[Figure content listings]
┄┄┄┄┄┄┄┄┄┄
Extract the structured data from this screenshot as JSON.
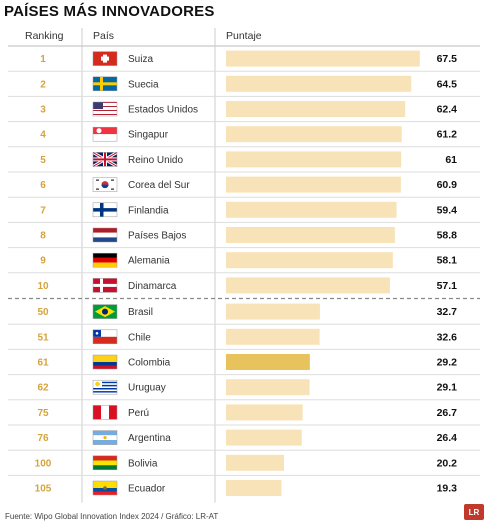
{
  "title": "PAÍSES MÁS INNOVADORES",
  "header": {
    "ranking": "Ranking",
    "country": "País",
    "score": "Puntaje"
  },
  "source": "Fuente: Wipo Global Innovation Index 2024 / Gráfico: LR-AT",
  "logo_text": "LR",
  "colors": {
    "bar": "#f8e2b8",
    "bar_highlight": "#e8c35d",
    "rank": "#d4a33b",
    "divider": "#888888",
    "row_line": "#dddddd"
  },
  "chart_data": {
    "type": "bar",
    "orientation": "horizontal",
    "title": "PAÍSES MÁS INNOVADORES",
    "xlabel": "Puntaje",
    "xlim": [
      0,
      70
    ],
    "highlight": "Colombia",
    "rows": [
      {
        "rank": "1",
        "country": "Suiza",
        "value": 67.5,
        "label": "67.5",
        "flag": "switzerland-flag"
      },
      {
        "rank": "2",
        "country": "Suecia",
        "value": 64.5,
        "label": "64.5",
        "flag": "sweden-flag"
      },
      {
        "rank": "3",
        "country": "Estados Unidos",
        "value": 62.4,
        "label": "62.4",
        "flag": "usa-flag"
      },
      {
        "rank": "4",
        "country": "Singapur",
        "value": 61.2,
        "label": "61.2",
        "flag": "singapore-flag"
      },
      {
        "rank": "5",
        "country": "Reino Unido",
        "value": 61,
        "label": "61",
        "flag": "uk-flag"
      },
      {
        "rank": "6",
        "country": "Corea del Sur",
        "value": 60.9,
        "label": "60.9",
        "flag": "south-korea-flag"
      },
      {
        "rank": "7",
        "country": "Finlandia",
        "value": 59.4,
        "label": "59.4",
        "flag": "finland-flag"
      },
      {
        "rank": "8",
        "country": "Países Bajos",
        "value": 58.8,
        "label": "58.8",
        "flag": "netherlands-flag"
      },
      {
        "rank": "9",
        "country": "Alemania",
        "value": 58.1,
        "label": "58.1",
        "flag": "germany-flag"
      },
      {
        "rank": "10",
        "country": "Dinamarca",
        "value": 57.1,
        "label": "57.1",
        "flag": "denmark-flag"
      },
      {
        "rank": "50",
        "country": "Brasil",
        "value": 32.7,
        "label": "32.7",
        "flag": "brazil-flag"
      },
      {
        "rank": "51",
        "country": "Chile",
        "value": 32.6,
        "label": "32.6",
        "flag": "chile-flag"
      },
      {
        "rank": "61",
        "country": "Colombia",
        "value": 29.2,
        "label": "29.2",
        "flag": "colombia-flag"
      },
      {
        "rank": "62",
        "country": "Uruguay",
        "value": 29.1,
        "label": "29.1",
        "flag": "uruguay-flag"
      },
      {
        "rank": "75",
        "country": "Perú",
        "value": 26.7,
        "label": "26.7",
        "flag": "peru-flag"
      },
      {
        "rank": "76",
        "country": "Argentina",
        "value": 26.4,
        "label": "26.4",
        "flag": "argentina-flag"
      },
      {
        "rank": "100",
        "country": "Bolivia",
        "value": 20.2,
        "label": "20.2",
        "flag": "bolivia-flag"
      },
      {
        "rank": "105",
        "country": "Ecuador",
        "value": 19.3,
        "label": "19.3",
        "flag": "ecuador-flag"
      }
    ]
  }
}
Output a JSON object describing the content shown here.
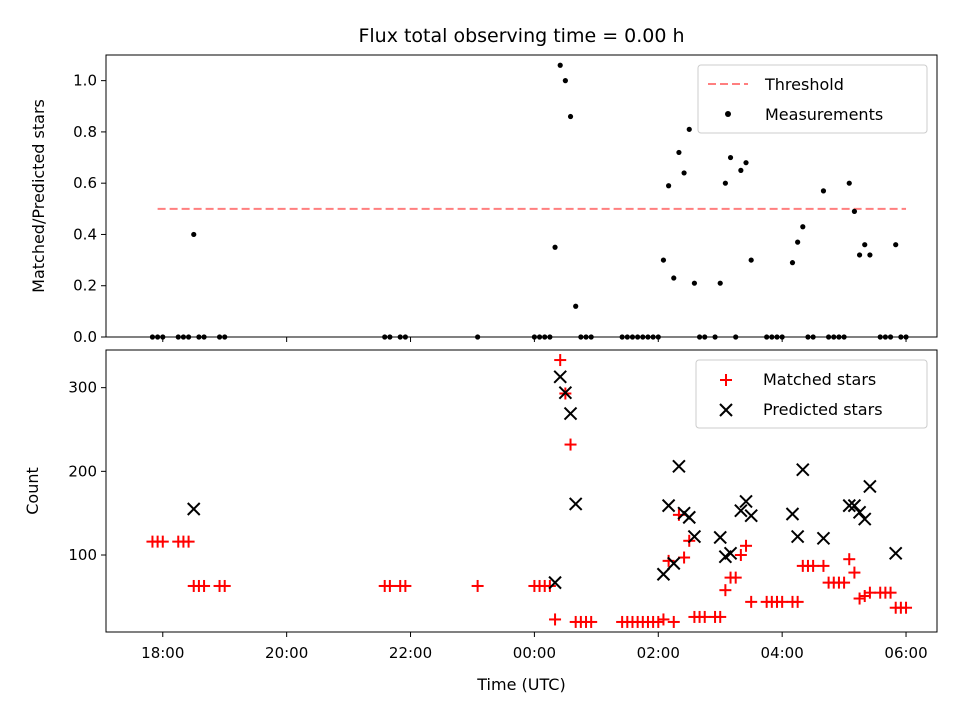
{
  "chart_data": [
    {
      "type": "scatter",
      "title": "Flux total observing time = 0.00 h",
      "xlabel": "",
      "ylabel": "Matched/Predicted stars",
      "ylim": [
        0,
        1.1
      ],
      "yticks": [
        0.0,
        0.2,
        0.4,
        0.6,
        0.8,
        1.0
      ],
      "ytick_labels": [
        "0.0",
        "0.2",
        "0.4",
        "0.6",
        "0.8",
        "1.0"
      ],
      "threshold": {
        "name": "Threshold",
        "value": 0.5,
        "x_start": "17:55",
        "x_end": "06:00",
        "color": "#ff7f7f"
      },
      "legend": {
        "position": "top-right",
        "entries": [
          "Threshold",
          "Measurements"
        ]
      },
      "series": [
        {
          "name": "Measurements",
          "marker": "dot",
          "color": "#000000",
          "points": [
            [
              "17:50",
              0
            ],
            [
              "17:55",
              0
            ],
            [
              "18:00",
              0
            ],
            [
              "18:15",
              0
            ],
            [
              "18:20",
              0
            ],
            [
              "18:25",
              0
            ],
            [
              "18:30",
              0.4
            ],
            [
              "18:35",
              0
            ],
            [
              "18:40",
              0
            ],
            [
              "18:55",
              0
            ],
            [
              "19:00",
              0
            ],
            [
              "21:35",
              0
            ],
            [
              "21:40",
              0
            ],
            [
              "21:50",
              0
            ],
            [
              "21:55",
              0
            ],
            [
              "23:05",
              0
            ],
            [
              "00:00",
              0
            ],
            [
              "00:05",
              0
            ],
            [
              "00:10",
              0
            ],
            [
              "00:15",
              0
            ],
            [
              "00:20",
              0.35
            ],
            [
              "00:25",
              1.06
            ],
            [
              "00:30",
              1.0
            ],
            [
              "00:35",
              0.86
            ],
            [
              "00:40",
              0.12
            ],
            [
              "00:45",
              0
            ],
            [
              "00:50",
              0
            ],
            [
              "00:55",
              0
            ],
            [
              "01:25",
              0
            ],
            [
              "01:30",
              0
            ],
            [
              "01:35",
              0
            ],
            [
              "01:40",
              0
            ],
            [
              "01:45",
              0
            ],
            [
              "01:50",
              0
            ],
            [
              "01:55",
              0
            ],
            [
              "02:00",
              0
            ],
            [
              "02:05",
              0.3
            ],
            [
              "02:10",
              0.59
            ],
            [
              "02:15",
              0.23
            ],
            [
              "02:20",
              0.72
            ],
            [
              "02:25",
              0.64
            ],
            [
              "02:30",
              0.81
            ],
            [
              "02:35",
              0.21
            ],
            [
              "02:40",
              0
            ],
            [
              "02:45",
              0
            ],
            [
              "02:55",
              0
            ],
            [
              "03:00",
              0.21
            ],
            [
              "03:05",
              0.6
            ],
            [
              "03:10",
              0.7
            ],
            [
              "03:15",
              0
            ],
            [
              "03:20",
              0.65
            ],
            [
              "03:25",
              0.68
            ],
            [
              "03:30",
              0.3
            ],
            [
              "03:45",
              0
            ],
            [
              "03:50",
              0
            ],
            [
              "03:55",
              0
            ],
            [
              "04:00",
              0
            ],
            [
              "04:10",
              0.29
            ],
            [
              "04:15",
              0.37
            ],
            [
              "04:20",
              0.43
            ],
            [
              "04:25",
              0
            ],
            [
              "04:30",
              0
            ],
            [
              "04:40",
              0.57
            ],
            [
              "04:45",
              0
            ],
            [
              "04:50",
              0
            ],
            [
              "04:55",
              0
            ],
            [
              "05:00",
              0
            ],
            [
              "05:05",
              0.6
            ],
            [
              "05:10",
              0.49
            ],
            [
              "05:15",
              0.32
            ],
            [
              "05:20",
              0.36
            ],
            [
              "05:25",
              0.32
            ],
            [
              "05:35",
              0
            ],
            [
              "05:40",
              0
            ],
            [
              "05:45",
              0
            ],
            [
              "05:50",
              0.36
            ],
            [
              "05:55",
              0
            ],
            [
              "06:00",
              0
            ]
          ]
        }
      ]
    },
    {
      "type": "scatter",
      "title": "",
      "xlabel": "Time (UTC)",
      "ylabel": "Count",
      "ylim": [
        8,
        345
      ],
      "yticks": [
        100,
        200,
        300
      ],
      "ytick_labels": [
        "100",
        "200",
        "300"
      ],
      "x_range": [
        "17:05",
        "06:30"
      ],
      "xticks": [
        "18:00",
        "20:00",
        "22:00",
        "00:00",
        "02:00",
        "04:00",
        "06:00"
      ],
      "xtick_labels": [
        "18:00",
        "20:00",
        "22:00",
        "00:00",
        "02:00",
        "04:00",
        "06:00"
      ],
      "legend": {
        "position": "top-right",
        "entries": [
          "Matched stars",
          "Predicted stars"
        ]
      },
      "series": [
        {
          "name": "Matched stars",
          "marker": "plus",
          "color": "#ff0000",
          "points": [
            [
              "17:50",
              116
            ],
            [
              "17:55",
              116
            ],
            [
              "18:00",
              116
            ],
            [
              "18:15",
              116
            ],
            [
              "18:20",
              116
            ],
            [
              "18:25",
              116
            ],
            [
              "18:30",
              63
            ],
            [
              "18:35",
              63
            ],
            [
              "18:40",
              63
            ],
            [
              "18:55",
              63
            ],
            [
              "19:00",
              63
            ],
            [
              "21:35",
              63
            ],
            [
              "21:40",
              63
            ],
            [
              "21:50",
              63
            ],
            [
              "21:55",
              63
            ],
            [
              "23:05",
              63
            ],
            [
              "00:00",
              63
            ],
            [
              "00:05",
              63
            ],
            [
              "00:10",
              63
            ],
            [
              "00:15",
              63
            ],
            [
              "00:20",
              23
            ],
            [
              "00:25",
              333
            ],
            [
              "00:30",
              293
            ],
            [
              "00:35",
              232
            ],
            [
              "00:40",
              20
            ],
            [
              "00:45",
              20
            ],
            [
              "00:50",
              20
            ],
            [
              "00:55",
              20
            ],
            [
              "01:25",
              20
            ],
            [
              "01:30",
              20
            ],
            [
              "01:35",
              20
            ],
            [
              "01:40",
              20
            ],
            [
              "01:45",
              20
            ],
            [
              "01:50",
              20
            ],
            [
              "01:55",
              20
            ],
            [
              "02:00",
              20
            ],
            [
              "02:05",
              23
            ],
            [
              "02:10",
              93
            ],
            [
              "02:15",
              20
            ],
            [
              "02:20",
              148
            ],
            [
              "02:25",
              97
            ],
            [
              "02:30",
              117
            ],
            [
              "02:35",
              26
            ],
            [
              "02:40",
              26
            ],
            [
              "02:45",
              26
            ],
            [
              "02:55",
              26
            ],
            [
              "03:00",
              26
            ],
            [
              "03:05",
              58
            ],
            [
              "03:10",
              73
            ],
            [
              "03:15",
              73
            ],
            [
              "03:20",
              100
            ],
            [
              "03:25",
              111
            ],
            [
              "03:30",
              44
            ],
            [
              "03:45",
              44
            ],
            [
              "03:50",
              44
            ],
            [
              "03:55",
              44
            ],
            [
              "04:00",
              44
            ],
            [
              "04:10",
              44
            ],
            [
              "04:15",
              44
            ],
            [
              "04:20",
              87
            ],
            [
              "04:25",
              87
            ],
            [
              "04:30",
              87
            ],
            [
              "04:40",
              87
            ],
            [
              "04:45",
              67
            ],
            [
              "04:50",
              67
            ],
            [
              "04:55",
              67
            ],
            [
              "05:00",
              67
            ],
            [
              "05:05",
              95
            ],
            [
              "05:10",
              79
            ],
            [
              "05:15",
              48
            ],
            [
              "05:20",
              51
            ],
            [
              "05:25",
              55
            ],
            [
              "05:35",
              55
            ],
            [
              "05:40",
              55
            ],
            [
              "05:45",
              55
            ],
            [
              "05:50",
              37
            ],
            [
              "05:55",
              37
            ],
            [
              "06:00",
              37
            ]
          ]
        },
        {
          "name": "Predicted stars",
          "marker": "x",
          "color": "#000000",
          "points": [
            [
              "18:30",
              155
            ],
            [
              "00:20",
              67
            ],
            [
              "00:25",
              313
            ],
            [
              "00:30",
              294
            ],
            [
              "00:35",
              269
            ],
            [
              "00:40",
              161
            ],
            [
              "02:05",
              77
            ],
            [
              "02:10",
              159
            ],
            [
              "02:15",
              90
            ],
            [
              "02:20",
              206
            ],
            [
              "02:25",
              150
            ],
            [
              "02:30",
              145
            ],
            [
              "02:35",
              122
            ],
            [
              "03:00",
              121
            ],
            [
              "03:05",
              98
            ],
            [
              "03:10",
              102
            ],
            [
              "03:20",
              153
            ],
            [
              "03:25",
              164
            ],
            [
              "03:30",
              147
            ],
            [
              "04:10",
              149
            ],
            [
              "04:15",
              122
            ],
            [
              "04:20",
              202
            ],
            [
              "04:40",
              120
            ],
            [
              "05:05",
              159
            ],
            [
              "05:10",
              159
            ],
            [
              "05:15",
              151
            ],
            [
              "05:20",
              143
            ],
            [
              "05:25",
              182
            ],
            [
              "05:50",
              102
            ]
          ]
        }
      ]
    }
  ]
}
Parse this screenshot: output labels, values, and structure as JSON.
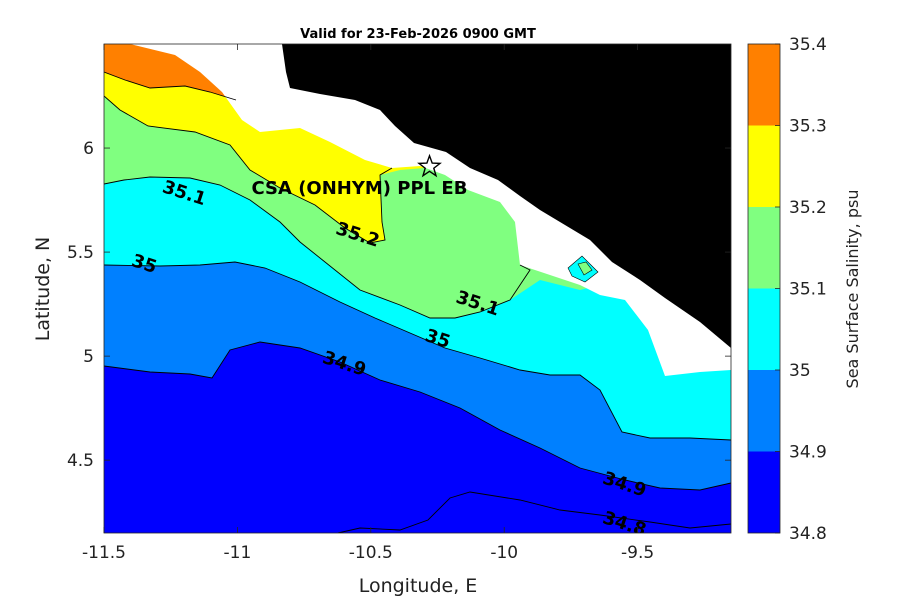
{
  "title": "Valid for 23-Feb-2026 0900 GMT",
  "site_label": "CSA (ONHYM) PPL EB",
  "chart_data": {
    "type": "contour-map",
    "xlabel": "Longitude, E",
    "ylabel": "Latitude, N",
    "xlim": [
      -11.5,
      -9.15
    ],
    "ylim": [
      4.15,
      6.5
    ],
    "xticks": [
      -11.5,
      -11,
      -10.5,
      -10,
      -9.5
    ],
    "xtick_labels": [
      "-11.5",
      "-11",
      "-10.5",
      "-10",
      "-9.5"
    ],
    "yticks": [
      4.5,
      5,
      5.5,
      6
    ],
    "ytick_labels": [
      "4.5",
      "5",
      "5.5",
      "6"
    ],
    "site_marker": {
      "lon": -10.28,
      "lat": 5.91
    },
    "levels": [
      34.8,
      34.9,
      35.0,
      35.1,
      35.2,
      35.3,
      35.4
    ],
    "colorbar": {
      "label": "Sea Surface Salinity, psu",
      "bands": [
        {
          "from": 34.8,
          "to": 34.9,
          "color": "#0000ff"
        },
        {
          "from": 34.9,
          "to": 35.0,
          "color": "#0080ff"
        },
        {
          "from": 35.0,
          "to": 35.1,
          "color": "#00ffff"
        },
        {
          "from": 35.1,
          "to": 35.2,
          "color": "#80ff80"
        },
        {
          "from": 35.2,
          "to": 35.3,
          "color": "#ffff00"
        },
        {
          "from": 35.3,
          "to": 35.4,
          "color": "#ff8000"
        }
      ],
      "tick_labels": [
        "34.8",
        "34.9",
        "35",
        "35.1",
        "35.2",
        "35.3",
        "35.4"
      ]
    },
    "contour_labels": [
      {
        "text": "35.1",
        "lon": -11.2,
        "lat": 5.78
      },
      {
        "text": "35.2",
        "lon": -10.55,
        "lat": 5.58
      },
      {
        "text": "35",
        "lon": -11.35,
        "lat": 5.44
      },
      {
        "text": "35.1",
        "lon": -10.1,
        "lat": 5.25
      },
      {
        "text": "35",
        "lon": -10.25,
        "lat": 5.08
      },
      {
        "text": "34.9",
        "lon": -10.6,
        "lat": 4.96
      },
      {
        "text": "34.9",
        "lon": -9.55,
        "lat": 4.38
      },
      {
        "text": "34.8",
        "lon": -9.55,
        "lat": 4.19
      }
    ],
    "land_color": "#000000",
    "nodata_color": "#ffffff"
  }
}
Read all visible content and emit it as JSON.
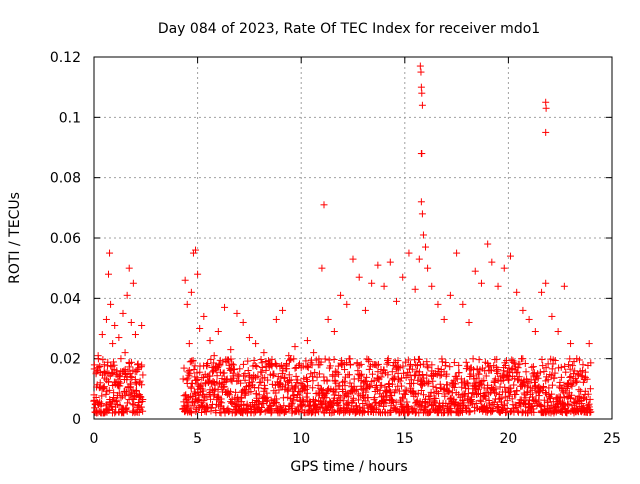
{
  "chart_data": {
    "type": "scatter",
    "title": "Day 084 of 2023, Rate Of TEC Index for receiver mdo1",
    "xlabel": "GPS time / hours",
    "ylabel": "ROTI / TECUs",
    "xlim": [
      0,
      25
    ],
    "ylim": [
      0,
      0.12
    ],
    "xticks": [
      0,
      5,
      10,
      15,
      20,
      25
    ],
    "yticks": [
      0,
      0.02,
      0.04,
      0.06,
      0.08,
      0.1,
      0.12
    ],
    "xtick_labels": [
      "0",
      "5",
      "10",
      "15",
      "20",
      "25"
    ],
    "ytick_labels": [
      "0",
      "0.02",
      "0.04",
      "0.06",
      "0.08",
      "0.1",
      "0.12"
    ],
    "grid": true,
    "marker": "+",
    "color": "#ff0000",
    "series": [
      {
        "points": [
          [
            0.0,
            0.008
          ],
          [
            0.1,
            0.015
          ],
          [
            0.2,
            0.021
          ],
          [
            0.3,
            0.012
          ],
          [
            0.4,
            0.028
          ],
          [
            0.5,
            0.018
          ],
          [
            0.6,
            0.033
          ],
          [
            0.7,
            0.048
          ],
          [
            0.75,
            0.055
          ],
          [
            0.8,
            0.038
          ],
          [
            0.9,
            0.025
          ],
          [
            1.0,
            0.031
          ],
          [
            1.1,
            0.016
          ],
          [
            1.2,
            0.027
          ],
          [
            1.3,
            0.02
          ],
          [
            1.4,
            0.035
          ],
          [
            1.5,
            0.022
          ],
          [
            1.6,
            0.041
          ],
          [
            1.7,
            0.05
          ],
          [
            1.8,
            0.032
          ],
          [
            1.9,
            0.045
          ],
          [
            2.0,
            0.028
          ],
          [
            2.1,
            0.018
          ],
          [
            2.2,
            0.012
          ],
          [
            2.3,
            0.031
          ],
          [
            4.4,
            0.046
          ],
          [
            4.5,
            0.038
          ],
          [
            4.6,
            0.025
          ],
          [
            4.7,
            0.042
          ],
          [
            4.8,
            0.055
          ],
          [
            4.9,
            0.056
          ],
          [
            5.0,
            0.048
          ],
          [
            5.1,
            0.03
          ],
          [
            5.3,
            0.034
          ],
          [
            5.6,
            0.026
          ],
          [
            5.8,
            0.021
          ],
          [
            6.0,
            0.029
          ],
          [
            6.3,
            0.037
          ],
          [
            6.6,
            0.023
          ],
          [
            6.9,
            0.035
          ],
          [
            7.2,
            0.032
          ],
          [
            7.5,
            0.027
          ],
          [
            7.8,
            0.025
          ],
          [
            8.2,
            0.022
          ],
          [
            8.5,
            0.018
          ],
          [
            8.8,
            0.033
          ],
          [
            9.1,
            0.036
          ],
          [
            9.4,
            0.021
          ],
          [
            9.7,
            0.024
          ],
          [
            10.0,
            0.017
          ],
          [
            10.3,
            0.026
          ],
          [
            10.6,
            0.022
          ],
          [
            10.9,
            0.018
          ],
          [
            11.0,
            0.05
          ],
          [
            11.1,
            0.071
          ],
          [
            11.3,
            0.033
          ],
          [
            11.6,
            0.029
          ],
          [
            11.9,
            0.041
          ],
          [
            12.2,
            0.038
          ],
          [
            12.5,
            0.053
          ],
          [
            12.8,
            0.047
          ],
          [
            13.1,
            0.036
          ],
          [
            13.4,
            0.045
          ],
          [
            13.7,
            0.051
          ],
          [
            14.0,
            0.044
          ],
          [
            14.3,
            0.052
          ],
          [
            14.6,
            0.039
          ],
          [
            14.9,
            0.047
          ],
          [
            15.2,
            0.055
          ],
          [
            15.5,
            0.043
          ],
          [
            15.7,
            0.053
          ],
          [
            15.75,
            0.117
          ],
          [
            15.78,
            0.115
          ],
          [
            15.8,
            0.11
          ],
          [
            15.82,
            0.108
          ],
          [
            15.85,
            0.104
          ],
          [
            15.8,
            0.088
          ],
          [
            15.82,
            0.088
          ],
          [
            15.8,
            0.072
          ],
          [
            15.85,
            0.068
          ],
          [
            15.9,
            0.061
          ],
          [
            16.0,
            0.057
          ],
          [
            16.1,
            0.05
          ],
          [
            16.3,
            0.044
          ],
          [
            16.6,
            0.038
          ],
          [
            16.9,
            0.033
          ],
          [
            17.2,
            0.041
          ],
          [
            17.5,
            0.055
          ],
          [
            17.8,
            0.038
          ],
          [
            18.1,
            0.032
          ],
          [
            18.4,
            0.049
          ],
          [
            18.7,
            0.045
          ],
          [
            19.0,
            0.058
          ],
          [
            19.2,
            0.052
          ],
          [
            19.5,
            0.044
          ],
          [
            19.8,
            0.05
          ],
          [
            20.1,
            0.054
          ],
          [
            20.4,
            0.042
          ],
          [
            20.7,
            0.036
          ],
          [
            21.0,
            0.033
          ],
          [
            21.3,
            0.029
          ],
          [
            21.6,
            0.042
          ],
          [
            21.8,
            0.045
          ],
          [
            21.8,
            0.105
          ],
          [
            21.82,
            0.103
          ],
          [
            21.8,
            0.095
          ],
          [
            22.1,
            0.034
          ],
          [
            22.4,
            0.029
          ],
          [
            22.7,
            0.044
          ],
          [
            23.0,
            0.025
          ],
          [
            23.3,
            0.02
          ],
          [
            23.6,
            0.018
          ],
          [
            23.9,
            0.025
          ]
        ]
      }
    ],
    "note_dense_band": {
      "x_ranges": [
        [
          0.0,
          2.35
        ],
        [
          4.3,
          24.0
        ]
      ],
      "y_range": [
        0.002,
        0.02
      ]
    }
  }
}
┄┄┄┄┄┄┄┄┄┄
__AIM__.
State, as a bare number, how many lines of the listing hold the word "ylabel".

__EXPECTED ANSWER__.
4